Restate the entries below word for word, omitting nothing.

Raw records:
----------------

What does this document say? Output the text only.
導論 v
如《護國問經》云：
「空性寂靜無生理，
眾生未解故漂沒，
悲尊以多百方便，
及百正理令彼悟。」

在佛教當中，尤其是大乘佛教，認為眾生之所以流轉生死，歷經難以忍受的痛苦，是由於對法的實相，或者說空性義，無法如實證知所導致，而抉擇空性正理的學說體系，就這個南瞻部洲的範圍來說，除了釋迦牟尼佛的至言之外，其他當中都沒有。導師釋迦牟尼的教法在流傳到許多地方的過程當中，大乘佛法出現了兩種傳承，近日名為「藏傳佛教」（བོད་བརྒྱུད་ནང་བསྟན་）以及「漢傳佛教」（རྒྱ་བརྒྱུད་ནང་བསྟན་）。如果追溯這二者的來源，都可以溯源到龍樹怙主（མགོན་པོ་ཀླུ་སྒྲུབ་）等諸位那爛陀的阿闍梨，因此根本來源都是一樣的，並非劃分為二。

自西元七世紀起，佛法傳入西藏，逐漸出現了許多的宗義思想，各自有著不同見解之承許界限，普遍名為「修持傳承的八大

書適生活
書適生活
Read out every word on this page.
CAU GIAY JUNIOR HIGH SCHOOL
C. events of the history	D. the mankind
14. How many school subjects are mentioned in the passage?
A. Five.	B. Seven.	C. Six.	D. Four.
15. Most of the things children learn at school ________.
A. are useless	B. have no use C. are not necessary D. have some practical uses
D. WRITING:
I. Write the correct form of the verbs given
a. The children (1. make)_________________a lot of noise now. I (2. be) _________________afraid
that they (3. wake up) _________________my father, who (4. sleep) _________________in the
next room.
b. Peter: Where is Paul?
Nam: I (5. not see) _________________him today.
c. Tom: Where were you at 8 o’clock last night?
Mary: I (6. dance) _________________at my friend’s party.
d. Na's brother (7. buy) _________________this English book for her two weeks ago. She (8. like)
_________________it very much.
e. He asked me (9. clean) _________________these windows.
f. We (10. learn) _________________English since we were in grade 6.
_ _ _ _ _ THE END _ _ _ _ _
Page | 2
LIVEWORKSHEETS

----------------

ANSWER TO THE EXERCISE:
What does this document say? Output the text only.
導論 v
如《護國問經》云：
「空性寂靜無生理，
眾生未解故漂沒，
悲尊以多百方便，
及百正理令彼悟。」

在佛教當中，尤其是大乘佛教，認為眾生之所以流轉生死，歷經難以忍受的痛苦，是由於對法的實相，或者說空性義，無法如實證知所導致，而抉擇空性正理的學說體系，就這個南瞻部洲的範圍來說，除了釋迦牟尼佛的至言之外，其他當中都沒有。導師釋迦牟尼的教法在流傳到許多地方的過程當中，大乘佛法出現了兩種傳承，近日名為「藏傳佛教」（བོད་བརྒྱུད་ནང་བསྟན་）以及「漢傳佛教」（རྒྱ་བརྒྱུད་ནང་བསྟན་）。如果追溯這二者的來源，都可以溯源到龍樹怙主（མགོན་པོ་ཀླུ་སྒྲུབ་）等諸位那爛陀的阿闍梨，因此根本來源都是一樣的，並非劃分為二。

自西元七世紀起，佛法傳入西藏，逐漸出現了許多的宗義思想，各自有著不同見解之承許界限，普遍名為「修持傳承的八大

書適生活
書適生活
Read out every word on this page.
CAU GIAY JUNIOR HIGH SCHOOL
C. events of the history	D. the mankind
14. How many school subjects are mentioned in the passage?
A. Five.	B. Seven.	C. Six.	D. Four.
15. Most of the things children learn at school ________.
A. are useless	B. have no use C. are not necessary D. have some practical uses
D. WRITING:
I. Write the correct form of the verbs given
a. The children (1. make)_________________a lot of noise now. I (2. be) _________________afraid
that they (3. wake up) _________________my father, who (4. sleep) _________________in the
next room.
b. Peter: Where is Paul?
Nam: I (5. not see) _________________him today.
c. Tom: Where were you at 8 o’clock last night?
Mary: I (6. dance) _________________at my friend’s party.
d. Na's brother (7. buy) _________________this English book for her two weeks ago. She (8. like)
_________________it very much.
e. He asked me (9. clean) _________________these windows.
f. We (10. learn) _________________English since we were in grade 6.
_ _ _ _ _ THE END _ _ _ _ _
Page | 2
LIVEWORKSHEETS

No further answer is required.